◆ YOUR GOAL
Work out the number of lines in the listing that include the string "often". Reply with that number alone.

-*-*-

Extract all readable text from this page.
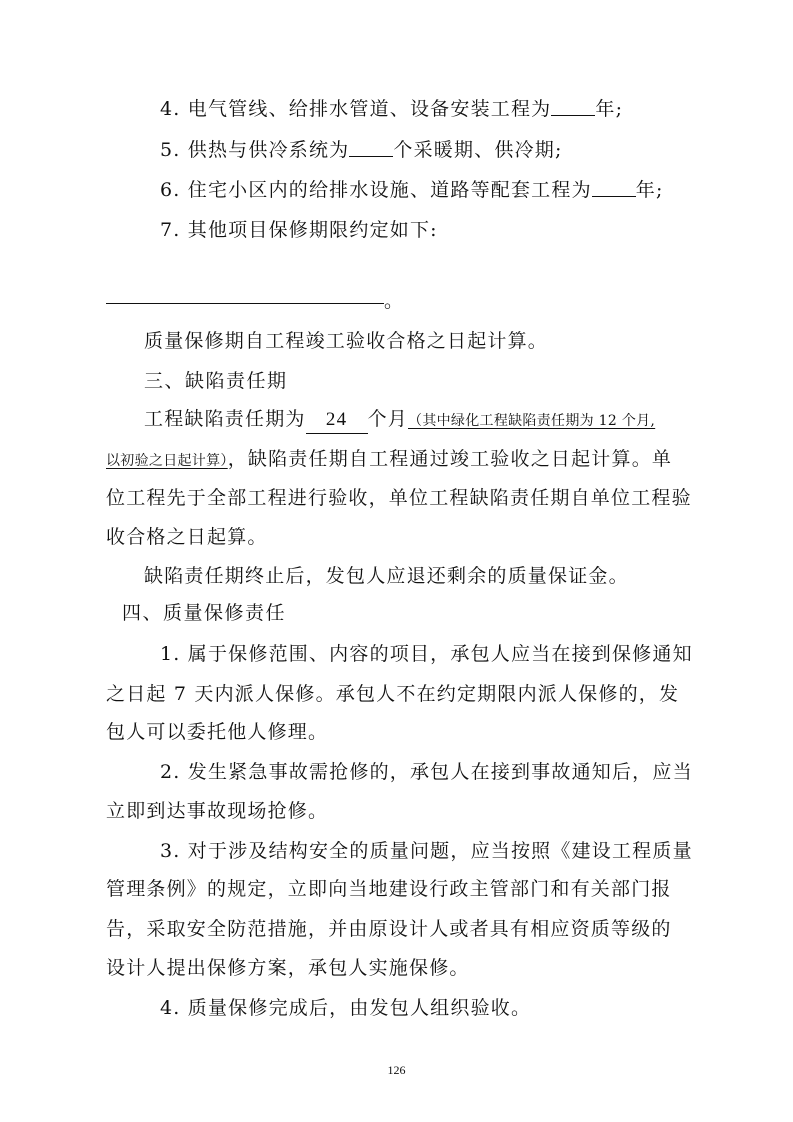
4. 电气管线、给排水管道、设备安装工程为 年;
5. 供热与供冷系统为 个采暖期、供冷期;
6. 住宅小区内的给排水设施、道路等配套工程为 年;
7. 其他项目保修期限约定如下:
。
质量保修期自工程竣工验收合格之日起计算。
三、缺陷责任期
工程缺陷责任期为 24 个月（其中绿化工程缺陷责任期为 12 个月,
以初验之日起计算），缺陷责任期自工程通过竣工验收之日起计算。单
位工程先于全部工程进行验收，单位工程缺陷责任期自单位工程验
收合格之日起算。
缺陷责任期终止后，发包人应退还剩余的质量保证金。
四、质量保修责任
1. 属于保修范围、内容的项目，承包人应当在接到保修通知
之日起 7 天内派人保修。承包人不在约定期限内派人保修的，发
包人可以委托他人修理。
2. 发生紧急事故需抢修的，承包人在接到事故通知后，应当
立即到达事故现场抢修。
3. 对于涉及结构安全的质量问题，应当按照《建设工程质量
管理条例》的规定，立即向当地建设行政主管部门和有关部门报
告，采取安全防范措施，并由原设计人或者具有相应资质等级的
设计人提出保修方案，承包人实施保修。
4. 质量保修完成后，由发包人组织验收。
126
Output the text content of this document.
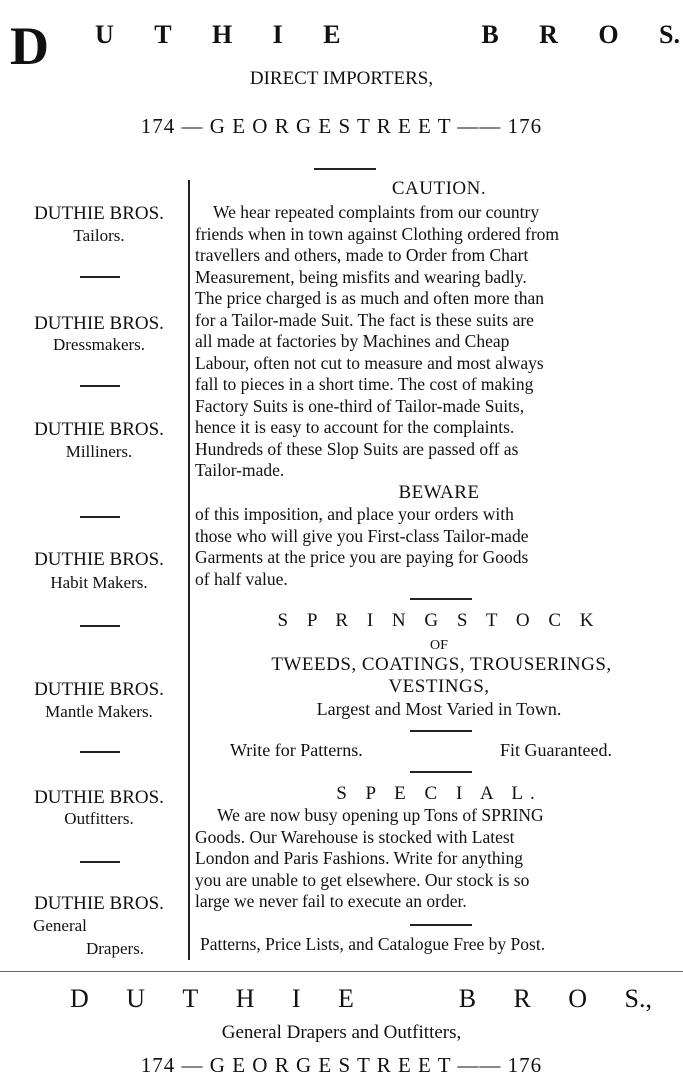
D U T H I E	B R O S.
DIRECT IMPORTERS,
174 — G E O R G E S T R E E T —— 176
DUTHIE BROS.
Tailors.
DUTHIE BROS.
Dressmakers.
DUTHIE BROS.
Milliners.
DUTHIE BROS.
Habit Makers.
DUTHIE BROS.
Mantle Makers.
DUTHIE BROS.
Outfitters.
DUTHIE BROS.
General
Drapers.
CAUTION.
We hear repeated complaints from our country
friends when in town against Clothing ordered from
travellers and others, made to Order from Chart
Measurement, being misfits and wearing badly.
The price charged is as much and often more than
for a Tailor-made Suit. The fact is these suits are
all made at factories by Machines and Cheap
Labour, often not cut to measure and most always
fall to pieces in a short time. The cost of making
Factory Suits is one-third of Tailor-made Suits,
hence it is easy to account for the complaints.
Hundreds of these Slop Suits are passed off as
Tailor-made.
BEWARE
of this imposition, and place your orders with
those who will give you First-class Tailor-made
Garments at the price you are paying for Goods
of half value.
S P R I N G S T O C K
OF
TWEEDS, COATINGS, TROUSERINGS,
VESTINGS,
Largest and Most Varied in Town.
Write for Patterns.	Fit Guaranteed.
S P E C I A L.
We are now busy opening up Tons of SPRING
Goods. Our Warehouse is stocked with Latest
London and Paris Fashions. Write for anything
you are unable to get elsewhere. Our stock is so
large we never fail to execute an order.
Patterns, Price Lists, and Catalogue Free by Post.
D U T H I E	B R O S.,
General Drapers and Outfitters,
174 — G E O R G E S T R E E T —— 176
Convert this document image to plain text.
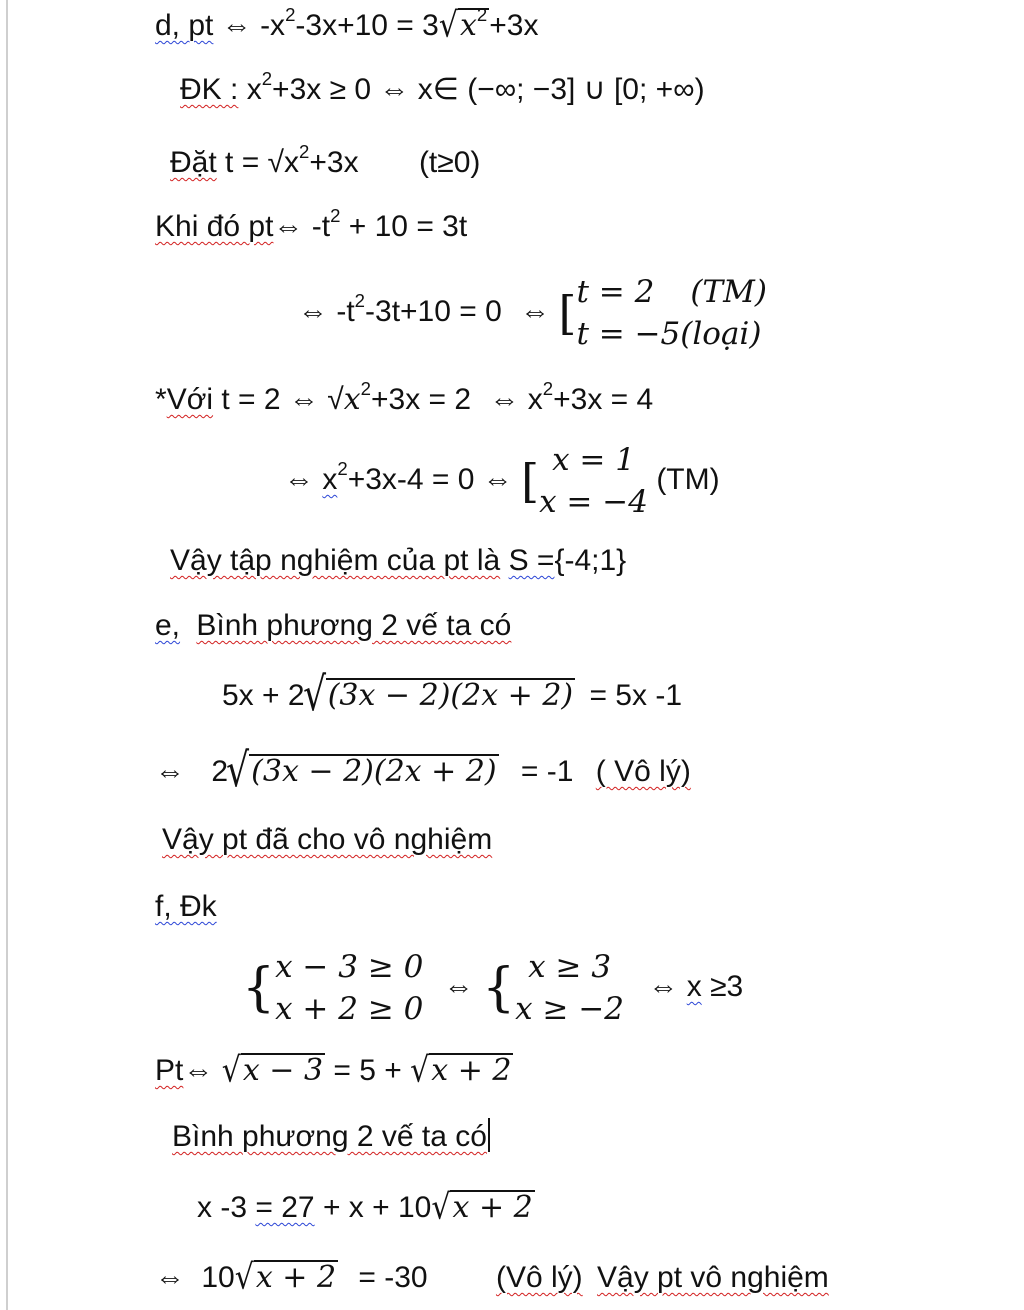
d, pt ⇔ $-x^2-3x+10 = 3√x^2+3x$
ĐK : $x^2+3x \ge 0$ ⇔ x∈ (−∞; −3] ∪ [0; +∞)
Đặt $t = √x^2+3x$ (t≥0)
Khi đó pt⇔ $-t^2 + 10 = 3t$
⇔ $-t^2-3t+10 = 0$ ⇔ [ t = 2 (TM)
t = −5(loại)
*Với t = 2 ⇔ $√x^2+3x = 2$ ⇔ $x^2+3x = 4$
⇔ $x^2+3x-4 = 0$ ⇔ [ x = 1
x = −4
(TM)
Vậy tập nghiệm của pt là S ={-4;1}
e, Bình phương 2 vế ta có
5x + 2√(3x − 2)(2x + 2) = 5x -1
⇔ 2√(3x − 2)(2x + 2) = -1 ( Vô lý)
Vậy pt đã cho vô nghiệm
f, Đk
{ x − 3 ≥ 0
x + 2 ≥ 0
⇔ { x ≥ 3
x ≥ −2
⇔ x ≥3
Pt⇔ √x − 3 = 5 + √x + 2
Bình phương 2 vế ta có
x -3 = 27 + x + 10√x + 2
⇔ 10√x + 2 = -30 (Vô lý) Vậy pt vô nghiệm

-*-*-

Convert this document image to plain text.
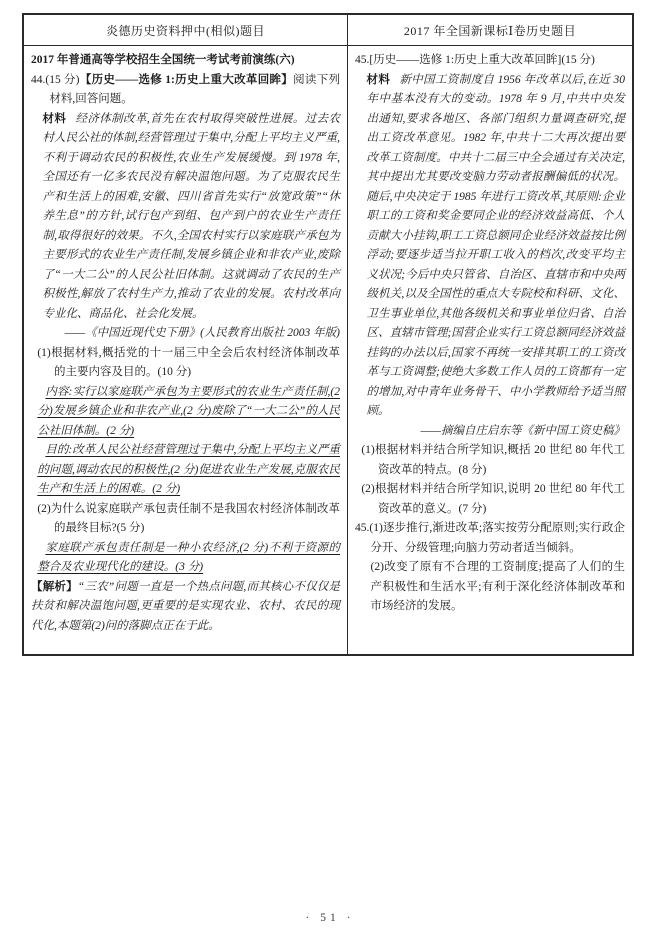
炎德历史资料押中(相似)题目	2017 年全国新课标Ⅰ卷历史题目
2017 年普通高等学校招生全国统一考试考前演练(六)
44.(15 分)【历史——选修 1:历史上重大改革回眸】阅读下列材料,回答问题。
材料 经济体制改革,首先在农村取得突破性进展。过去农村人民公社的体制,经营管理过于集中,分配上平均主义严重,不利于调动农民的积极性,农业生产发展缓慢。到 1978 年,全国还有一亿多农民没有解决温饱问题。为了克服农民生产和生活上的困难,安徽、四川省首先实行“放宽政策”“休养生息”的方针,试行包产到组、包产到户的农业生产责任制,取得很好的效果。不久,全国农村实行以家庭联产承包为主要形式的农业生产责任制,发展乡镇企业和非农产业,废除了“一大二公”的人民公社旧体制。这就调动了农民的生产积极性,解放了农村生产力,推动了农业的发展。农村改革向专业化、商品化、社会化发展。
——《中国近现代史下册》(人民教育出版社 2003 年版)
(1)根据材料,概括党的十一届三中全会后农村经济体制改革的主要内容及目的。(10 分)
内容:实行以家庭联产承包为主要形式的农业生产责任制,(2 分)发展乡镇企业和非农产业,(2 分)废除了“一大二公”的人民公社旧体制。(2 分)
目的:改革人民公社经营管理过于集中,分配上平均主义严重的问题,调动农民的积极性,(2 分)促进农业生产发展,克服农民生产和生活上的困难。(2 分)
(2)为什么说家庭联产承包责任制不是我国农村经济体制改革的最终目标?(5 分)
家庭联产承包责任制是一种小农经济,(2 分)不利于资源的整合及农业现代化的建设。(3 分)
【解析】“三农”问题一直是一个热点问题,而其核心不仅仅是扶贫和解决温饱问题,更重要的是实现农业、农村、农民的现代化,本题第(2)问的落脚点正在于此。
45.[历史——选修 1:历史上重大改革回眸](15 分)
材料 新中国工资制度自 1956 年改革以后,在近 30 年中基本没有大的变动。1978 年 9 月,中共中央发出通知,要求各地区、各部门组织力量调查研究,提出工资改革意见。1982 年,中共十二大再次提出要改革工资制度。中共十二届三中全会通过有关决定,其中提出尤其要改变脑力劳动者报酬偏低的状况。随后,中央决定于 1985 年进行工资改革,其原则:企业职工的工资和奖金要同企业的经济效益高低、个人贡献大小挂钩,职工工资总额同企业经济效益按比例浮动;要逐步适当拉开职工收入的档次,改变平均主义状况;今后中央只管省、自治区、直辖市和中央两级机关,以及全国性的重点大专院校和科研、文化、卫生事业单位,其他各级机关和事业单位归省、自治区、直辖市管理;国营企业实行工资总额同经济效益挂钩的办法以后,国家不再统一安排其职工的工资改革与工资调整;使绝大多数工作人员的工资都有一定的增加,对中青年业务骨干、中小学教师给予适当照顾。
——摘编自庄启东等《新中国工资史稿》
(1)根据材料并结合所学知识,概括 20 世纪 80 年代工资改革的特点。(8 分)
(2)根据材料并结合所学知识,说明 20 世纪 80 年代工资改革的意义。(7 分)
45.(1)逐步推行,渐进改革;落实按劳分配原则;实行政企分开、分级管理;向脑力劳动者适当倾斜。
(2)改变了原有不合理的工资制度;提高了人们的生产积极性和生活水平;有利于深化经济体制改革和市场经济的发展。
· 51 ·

-*-*-

◆ OUTPUT OF THE TASK
2